Dataset records
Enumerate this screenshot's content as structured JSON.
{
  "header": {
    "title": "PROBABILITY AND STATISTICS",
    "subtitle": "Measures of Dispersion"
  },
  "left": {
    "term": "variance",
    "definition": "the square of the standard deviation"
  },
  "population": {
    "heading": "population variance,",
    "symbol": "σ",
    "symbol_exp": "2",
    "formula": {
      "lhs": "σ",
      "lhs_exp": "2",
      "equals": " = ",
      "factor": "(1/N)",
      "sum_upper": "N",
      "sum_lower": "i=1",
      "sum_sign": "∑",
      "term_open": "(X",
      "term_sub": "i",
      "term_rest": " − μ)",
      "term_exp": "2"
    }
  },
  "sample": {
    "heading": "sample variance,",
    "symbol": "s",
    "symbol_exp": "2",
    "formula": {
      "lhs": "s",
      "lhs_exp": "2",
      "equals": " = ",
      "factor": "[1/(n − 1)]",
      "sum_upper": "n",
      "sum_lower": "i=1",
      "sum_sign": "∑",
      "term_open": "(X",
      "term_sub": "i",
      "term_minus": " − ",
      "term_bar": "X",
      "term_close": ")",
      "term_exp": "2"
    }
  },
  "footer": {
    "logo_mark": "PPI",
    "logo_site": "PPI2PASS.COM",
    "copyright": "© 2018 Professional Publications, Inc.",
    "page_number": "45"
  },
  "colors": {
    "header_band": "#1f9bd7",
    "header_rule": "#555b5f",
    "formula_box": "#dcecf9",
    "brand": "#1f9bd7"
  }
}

__Exercise description__: Restate the data above word for word, please.

__Result of the task__:
Enumerate this screenshot's content as structured JSON.
{
  "header": {
    "title": "PROBABILITY AND STATISTICS",
    "subtitle": "Measures of Dispersion"
  },
  "left": {
    "term": "variance",
    "definition": "the square of the standard deviation"
  },
  "population": {
    "heading": "population variance,",
    "symbol": "σ",
    "symbol_exp": "2",
    "formula": {
      "lhs": "σ",
      "lhs_exp": "2",
      "equals": " = ",
      "factor": "(1/N)",
      "sum_upper": "N",
      "sum_lower": "i=1",
      "sum_sign": "∑",
      "term_open": "(X",
      "term_sub": "i",
      "term_rest": " − μ)",
      "term_exp": "2"
    }
  },
  "sample": {
    "heading": "sample variance,",
    "symbol": "s",
    "symbol_exp": "2",
    "formula": {
      "lhs": "s",
      "lhs_exp": "2",
      "equals": " = ",
      "factor": "[1/(n − 1)]",
      "sum_upper": "n",
      "sum_lower": "i=1",
      "sum_sign": "∑",
      "term_open": "(X",
      "term_sub": "i",
      "term_minus": " − ",
      "term_bar": "X",
      "term_close": ")",
      "term_exp": "2"
    }
  },
  "footer": {
    "logo_mark": "PPI",
    "logo_site": "PPI2PASS.COM",
    "copyright": "© 2018 Professional Publications, Inc.",
    "page_number": "45"
  },
  "colors": {
    "header_band": "#1f9bd7",
    "header_rule": "#555b5f",
    "formula_box": "#dcecf9",
    "brand": "#1f9bd7"
  }
}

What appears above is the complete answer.